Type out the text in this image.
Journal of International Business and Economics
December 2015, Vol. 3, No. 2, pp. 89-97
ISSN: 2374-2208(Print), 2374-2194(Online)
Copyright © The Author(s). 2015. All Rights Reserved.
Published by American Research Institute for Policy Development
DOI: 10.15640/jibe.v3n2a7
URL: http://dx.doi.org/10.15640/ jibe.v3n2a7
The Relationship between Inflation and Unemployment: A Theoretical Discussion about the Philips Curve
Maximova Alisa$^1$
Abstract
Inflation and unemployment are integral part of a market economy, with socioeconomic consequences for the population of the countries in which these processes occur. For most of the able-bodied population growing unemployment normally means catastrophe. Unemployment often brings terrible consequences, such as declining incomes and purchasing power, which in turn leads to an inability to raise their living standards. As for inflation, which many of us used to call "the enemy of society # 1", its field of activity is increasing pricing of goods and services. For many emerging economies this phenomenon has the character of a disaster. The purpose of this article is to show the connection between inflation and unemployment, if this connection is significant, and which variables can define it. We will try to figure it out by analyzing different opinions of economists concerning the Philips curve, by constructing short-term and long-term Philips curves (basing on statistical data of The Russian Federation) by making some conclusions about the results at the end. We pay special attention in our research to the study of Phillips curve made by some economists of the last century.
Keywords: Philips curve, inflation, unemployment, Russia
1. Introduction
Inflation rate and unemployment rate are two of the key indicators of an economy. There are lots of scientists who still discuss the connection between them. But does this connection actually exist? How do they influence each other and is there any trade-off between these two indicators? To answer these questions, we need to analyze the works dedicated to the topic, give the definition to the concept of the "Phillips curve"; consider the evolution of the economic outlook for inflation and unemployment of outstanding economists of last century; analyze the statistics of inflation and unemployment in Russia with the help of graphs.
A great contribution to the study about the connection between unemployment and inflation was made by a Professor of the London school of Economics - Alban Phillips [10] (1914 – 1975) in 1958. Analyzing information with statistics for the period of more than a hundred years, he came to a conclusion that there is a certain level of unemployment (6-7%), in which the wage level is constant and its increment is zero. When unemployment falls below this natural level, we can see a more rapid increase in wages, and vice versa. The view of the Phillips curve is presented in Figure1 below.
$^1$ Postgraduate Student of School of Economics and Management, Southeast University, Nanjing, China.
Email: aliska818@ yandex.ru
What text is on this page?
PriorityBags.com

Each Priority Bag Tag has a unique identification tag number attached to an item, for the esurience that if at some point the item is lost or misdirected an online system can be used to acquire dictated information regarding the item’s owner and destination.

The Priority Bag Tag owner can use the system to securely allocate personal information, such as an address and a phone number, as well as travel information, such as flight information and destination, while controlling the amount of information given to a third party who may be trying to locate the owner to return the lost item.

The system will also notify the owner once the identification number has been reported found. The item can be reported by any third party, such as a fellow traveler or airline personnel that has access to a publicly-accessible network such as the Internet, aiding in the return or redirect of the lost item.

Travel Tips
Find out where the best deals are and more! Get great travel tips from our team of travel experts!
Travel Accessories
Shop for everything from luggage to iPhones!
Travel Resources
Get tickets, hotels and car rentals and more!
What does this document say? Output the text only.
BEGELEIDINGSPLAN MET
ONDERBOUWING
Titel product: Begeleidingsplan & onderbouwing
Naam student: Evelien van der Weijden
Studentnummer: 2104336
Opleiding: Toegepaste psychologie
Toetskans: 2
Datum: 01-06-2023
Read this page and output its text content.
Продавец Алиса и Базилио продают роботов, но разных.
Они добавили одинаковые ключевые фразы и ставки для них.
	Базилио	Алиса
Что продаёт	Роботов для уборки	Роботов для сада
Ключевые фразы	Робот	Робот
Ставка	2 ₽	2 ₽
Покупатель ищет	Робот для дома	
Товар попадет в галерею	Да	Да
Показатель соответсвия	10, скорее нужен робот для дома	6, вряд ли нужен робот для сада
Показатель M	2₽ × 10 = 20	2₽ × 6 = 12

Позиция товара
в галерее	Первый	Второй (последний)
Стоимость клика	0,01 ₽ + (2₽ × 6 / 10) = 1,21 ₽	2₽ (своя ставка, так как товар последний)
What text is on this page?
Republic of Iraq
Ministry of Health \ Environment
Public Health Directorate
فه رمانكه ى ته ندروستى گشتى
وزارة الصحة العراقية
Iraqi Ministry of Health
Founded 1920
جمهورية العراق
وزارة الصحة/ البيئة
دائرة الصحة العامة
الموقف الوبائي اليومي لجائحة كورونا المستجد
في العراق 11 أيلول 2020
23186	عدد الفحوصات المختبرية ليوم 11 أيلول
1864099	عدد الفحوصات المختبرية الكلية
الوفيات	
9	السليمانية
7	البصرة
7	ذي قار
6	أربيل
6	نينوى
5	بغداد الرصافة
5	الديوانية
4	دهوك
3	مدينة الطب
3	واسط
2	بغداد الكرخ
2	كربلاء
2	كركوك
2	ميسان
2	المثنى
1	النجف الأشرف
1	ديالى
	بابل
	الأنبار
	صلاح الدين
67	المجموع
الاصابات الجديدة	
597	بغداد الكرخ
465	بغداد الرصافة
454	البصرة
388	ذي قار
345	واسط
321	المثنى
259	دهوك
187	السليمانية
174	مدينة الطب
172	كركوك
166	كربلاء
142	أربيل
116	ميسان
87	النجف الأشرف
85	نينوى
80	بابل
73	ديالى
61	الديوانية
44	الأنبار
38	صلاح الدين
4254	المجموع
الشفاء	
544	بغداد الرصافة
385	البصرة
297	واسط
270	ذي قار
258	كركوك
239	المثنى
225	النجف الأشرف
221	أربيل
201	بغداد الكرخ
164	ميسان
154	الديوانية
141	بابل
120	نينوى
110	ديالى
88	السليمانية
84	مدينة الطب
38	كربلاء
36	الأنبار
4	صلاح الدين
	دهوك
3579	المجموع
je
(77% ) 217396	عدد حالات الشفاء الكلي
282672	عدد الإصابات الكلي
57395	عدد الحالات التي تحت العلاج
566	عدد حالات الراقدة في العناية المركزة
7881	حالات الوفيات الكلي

- [Task objective] Print all of the entries again, exactly as written.

- [Expected output]
Type out the text in this image.
Journal of International Business and Economics
December 2015, Vol. 3, No. 2, pp. 89-97
ISSN: 2374-2208(Print), 2374-2194(Online)
Copyright © The Author(s). 2015. All Rights Reserved.
Published by American Research Institute for Policy Development
DOI: 10.15640/jibe.v3n2a7
URL: http://dx.doi.org/10.15640/ jibe.v3n2a7
The Relationship between Inflation and Unemployment: A Theoretical Discussion about the Philips Curve
Maximova Alisa$^1$
Abstract
Inflation and unemployment are integral part of a market economy, with socioeconomic consequences for the population of the countries in which these processes occur. For most of the able-bodied population growing unemployment normally means catastrophe. Unemployment often brings terrible consequences, such as declining incomes and purchasing power, which in turn leads to an inability to raise their living standards. As for inflation, which many of us used to call "the enemy of society # 1", its field of activity is increasing pricing of goods and services. For many emerging economies this phenomenon has the character of a disaster. The purpose of this article is to show the connection between inflation and unemployment, if this connection is significant, and which variables can define it. We will try to figure it out by analyzing different opinions of economists concerning the Philips curve, by constructing short-term and long-term Philips curves (basing on statistical data of The Russian Federation) by making some conclusions about the results at the end. We pay special attention in our research to the study of Phillips curve made by some economists of the last century.
Keywords: Philips curve, inflation, unemployment, Russia
1. Introduction
Inflation rate and unemployment rate are two of the key indicators of an economy. There are lots of scientists who still discuss the connection between them. But does this connection actually exist? How do they influence each other and is there any trade-off between these two indicators? To answer these questions, we need to analyze the works dedicated to the topic, give the definition to the concept of the "Phillips curve"; consider the evolution of the economic outlook for inflation and unemployment of outstanding economists of last century; analyze the statistics of inflation and unemployment in Russia with the help of graphs.
A great contribution to the study about the connection between unemployment and inflation was made by a Professor of the London school of Economics - Alban Phillips [10] (1914 – 1975) in 1958. Analyzing information with statistics for the period of more than a hundred years, he came to a conclusion that there is a certain level of unemployment (6-7%), in which the wage level is constant and its increment is zero. When unemployment falls below this natural level, we can see a more rapid increase in wages, and vice versa. The view of the Phillips curve is presented in Figure1 below.
$^1$ Postgraduate Student of School of Economics and Management, Southeast University, Nanjing, China.
Email: aliska818@ yandex.ru
What text is on this page?
PriorityBags.com

Each Priority Bag Tag has a unique identification tag number attached to an item, for the esurience that if at some point the item is lost or misdirected an online system can be used to acquire dictated information regarding the item’s owner and destination.

The Priority Bag Tag owner can use the system to securely allocate personal information, such as an address and a phone number, as well as travel information, such as flight information and destination, while controlling the amount of information given to a third party who may be trying to locate the owner to return the lost item.

The system will also notify the owner once the identification number has been reported found. The item can be reported by any third party, such as a fellow traveler or airline personnel that has access to a publicly-accessible network such as the Internet, aiding in the return or redirect of the lost item.

Travel Tips
Find out where the best deals are and more! Get great travel tips from our team of travel experts!
Travel Accessories
Shop for everything from luggage to iPhones!
Travel Resources
Get tickets, hotels and car rentals and more!
What does this document say? Output the text only.
BEGELEIDINGSPLAN MET
ONDERBOUWING
Titel product: Begeleidingsplan & onderbouwing
Naam student: Evelien van der Weijden
Studentnummer: 2104336
Opleiding: Toegepaste psychologie
Toetskans: 2
Datum: 01-06-2023
Read this page and output its text content.
Продавец Алиса и Базилио продают роботов, но разных.
Они добавили одинаковые ключевые фразы и ставки для них.
	Базилио	Алиса
Что продаёт	Роботов для уборки	Роботов для сада
Ключевые фразы	Робот	Робот
Ставка	2 ₽	2 ₽
Покупатель ищет	Робот для дома	
Товар попадет в галерею	Да	Да
Показатель соответсвия	10, скорее нужен робот для дома	6, вряд ли нужен робот для сада
Показатель M	2₽ × 10 = 20	2₽ × 6 = 12

Позиция товара
в галерее	Первый	Второй (последний)
Стоимость клика	0,01 ₽ + (2₽ × 6 / 10) = 1,21 ₽	2₽ (своя ставка, так как товар последний)
What text is on this page?
Republic of Iraq
Ministry of Health \ Environment
Public Health Directorate
فه رمانكه ى ته ندروستى گشتى
وزارة الصحة العراقية
Iraqi Ministry of Health
Founded 1920
جمهورية العراق
وزارة الصحة/ البيئة
دائرة الصحة العامة
الموقف الوبائي اليومي لجائحة كورونا المستجد
في العراق 11 أيلول 2020
23186	عدد الفحوصات المختبرية ليوم 11 أيلول
1864099	عدد الفحوصات المختبرية الكلية
الوفيات	
9	السليمانية
7	البصرة
7	ذي قار
6	أربيل
6	نينوى
5	بغداد الرصافة
5	الديوانية
4	دهوك
3	مدينة الطب
3	واسط
2	بغداد الكرخ
2	كربلاء
2	كركوك
2	ميسان
2	المثنى
1	النجف الأشرف
1	ديالى
	بابل
	الأنبار
	صلاح الدين
67	المجموع
الاصابات الجديدة	
597	بغداد الكرخ
465	بغداد الرصافة
454	البصرة
388	ذي قار
345	واسط
321	المثنى
259	دهوك
187	السليمانية
174	مدينة الطب
172	كركوك
166	كربلاء
142	أربيل
116	ميسان
87	النجف الأشرف
85	نينوى
80	بابل
73	ديالى
61	الديوانية
44	الأنبار
38	صلاح الدين
4254	المجموع
الشفاء	
544	بغداد الرصافة
385	البصرة
297	واسط
270	ذي قار
258	كركوك
239	المثنى
225	النجف الأشرف
221	أربيل
201	بغداد الكرخ
164	ميسان
154	الديوانية
141	بابل
120	نينوى
110	ديالى
88	السليمانية
84	مدينة الطب
38	كربلاء
36	الأنبار
4	صلاح الدين
	دهوك
3579	المجموع
je
(77% ) 217396	عدد حالات الشفاء الكلي
282672	عدد الإصابات الكلي
57395	عدد الحالات التي تحت العلاج
566	عدد حالات الراقدة في العناية المركزة
7881	حالات الوفيات الكلي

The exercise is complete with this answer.